**Problem**
Starting with the line that contains "Read out every word on this page.", copy every line through the end of the data below, exactly and with nothing added.

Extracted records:
==============================

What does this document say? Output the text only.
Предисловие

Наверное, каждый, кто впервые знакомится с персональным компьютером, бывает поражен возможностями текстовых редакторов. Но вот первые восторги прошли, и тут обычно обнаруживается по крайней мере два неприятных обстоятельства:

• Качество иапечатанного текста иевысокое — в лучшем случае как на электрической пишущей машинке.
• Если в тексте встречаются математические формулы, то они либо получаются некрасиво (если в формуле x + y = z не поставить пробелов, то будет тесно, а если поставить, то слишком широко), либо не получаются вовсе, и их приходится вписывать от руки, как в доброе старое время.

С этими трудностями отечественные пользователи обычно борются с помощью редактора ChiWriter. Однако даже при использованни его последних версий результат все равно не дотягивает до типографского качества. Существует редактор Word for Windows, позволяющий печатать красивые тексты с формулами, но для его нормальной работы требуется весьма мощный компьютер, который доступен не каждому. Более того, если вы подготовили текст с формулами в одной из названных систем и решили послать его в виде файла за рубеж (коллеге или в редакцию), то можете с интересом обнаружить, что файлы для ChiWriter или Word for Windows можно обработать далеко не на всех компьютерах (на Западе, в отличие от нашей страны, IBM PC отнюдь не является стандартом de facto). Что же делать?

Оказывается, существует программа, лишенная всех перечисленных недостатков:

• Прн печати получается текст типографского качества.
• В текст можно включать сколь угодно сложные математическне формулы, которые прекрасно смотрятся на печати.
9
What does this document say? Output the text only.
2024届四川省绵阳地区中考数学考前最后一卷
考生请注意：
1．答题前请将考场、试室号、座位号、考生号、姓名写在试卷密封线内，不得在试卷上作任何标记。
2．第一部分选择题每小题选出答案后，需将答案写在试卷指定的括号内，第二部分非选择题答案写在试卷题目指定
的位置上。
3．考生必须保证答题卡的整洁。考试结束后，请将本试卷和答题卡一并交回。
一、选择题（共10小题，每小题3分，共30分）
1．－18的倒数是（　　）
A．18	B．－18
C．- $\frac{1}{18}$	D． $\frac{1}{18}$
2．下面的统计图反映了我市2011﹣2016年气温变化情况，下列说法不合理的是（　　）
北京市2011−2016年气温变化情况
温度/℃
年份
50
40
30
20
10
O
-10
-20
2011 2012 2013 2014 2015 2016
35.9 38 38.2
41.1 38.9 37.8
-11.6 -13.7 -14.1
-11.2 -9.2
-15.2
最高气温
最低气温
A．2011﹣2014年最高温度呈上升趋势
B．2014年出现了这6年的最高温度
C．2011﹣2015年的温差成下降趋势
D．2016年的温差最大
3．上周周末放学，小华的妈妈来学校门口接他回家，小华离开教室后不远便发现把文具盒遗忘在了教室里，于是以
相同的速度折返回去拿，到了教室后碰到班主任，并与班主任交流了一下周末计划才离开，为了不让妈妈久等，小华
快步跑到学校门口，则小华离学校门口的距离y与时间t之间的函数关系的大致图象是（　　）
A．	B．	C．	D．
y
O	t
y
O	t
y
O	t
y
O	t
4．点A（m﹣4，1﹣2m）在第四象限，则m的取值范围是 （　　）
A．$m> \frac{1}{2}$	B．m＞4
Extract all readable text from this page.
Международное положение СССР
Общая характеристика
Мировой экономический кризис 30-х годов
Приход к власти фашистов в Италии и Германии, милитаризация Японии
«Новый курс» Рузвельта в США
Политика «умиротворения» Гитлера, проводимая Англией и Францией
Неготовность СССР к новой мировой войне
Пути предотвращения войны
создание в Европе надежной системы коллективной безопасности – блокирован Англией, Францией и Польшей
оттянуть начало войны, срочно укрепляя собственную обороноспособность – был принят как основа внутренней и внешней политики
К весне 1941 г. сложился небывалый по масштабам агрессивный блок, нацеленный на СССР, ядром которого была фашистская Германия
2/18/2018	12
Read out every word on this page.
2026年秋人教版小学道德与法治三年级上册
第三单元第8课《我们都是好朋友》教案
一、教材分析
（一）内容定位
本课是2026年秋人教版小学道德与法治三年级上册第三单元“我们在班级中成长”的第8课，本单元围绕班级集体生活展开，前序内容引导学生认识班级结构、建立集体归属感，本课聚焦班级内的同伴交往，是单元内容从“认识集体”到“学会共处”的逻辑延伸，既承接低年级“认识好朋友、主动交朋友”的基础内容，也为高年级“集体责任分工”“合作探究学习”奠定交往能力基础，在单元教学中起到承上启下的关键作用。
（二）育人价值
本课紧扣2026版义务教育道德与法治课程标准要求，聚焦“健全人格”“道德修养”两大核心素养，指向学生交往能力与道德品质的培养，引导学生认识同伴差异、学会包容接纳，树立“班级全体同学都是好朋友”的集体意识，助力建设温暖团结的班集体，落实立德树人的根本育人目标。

==============================

**Answer in full**
Read out every word on this page.
2026年秋人教版小学道德与法治三年级上册
第三单元第8课《我们都是好朋友》教案
一、教材分析
（一）内容定位
本课是2026年秋人教版小学道德与法治三年级上册第三单元“我们在班级中成长”的第8课，本单元围绕班级集体生活展开，前序内容引导学生认识班级结构、建立集体归属感，本课聚焦班级内的同伴交往，是单元内容从“认识集体”到“学会共处”的逻辑延伸，既承接低年级“认识好朋友、主动交朋友”的基础内容，也为高年级“集体责任分工”“合作探究学习”奠定交往能力基础，在单元教学中起到承上启下的关键作用。
（二）育人价值
本课紧扣2026版义务教育道德与法治课程标准要求，聚焦“健全人格”“道德修养”两大核心素养，指向学生交往能力与道德品质的培养，引导学生认识同伴差异、学会包容接纳，树立“班级全体同学都是好朋友”的集体意识，助力建设温暖团结的班集体，落实立德树人的根本育人目标。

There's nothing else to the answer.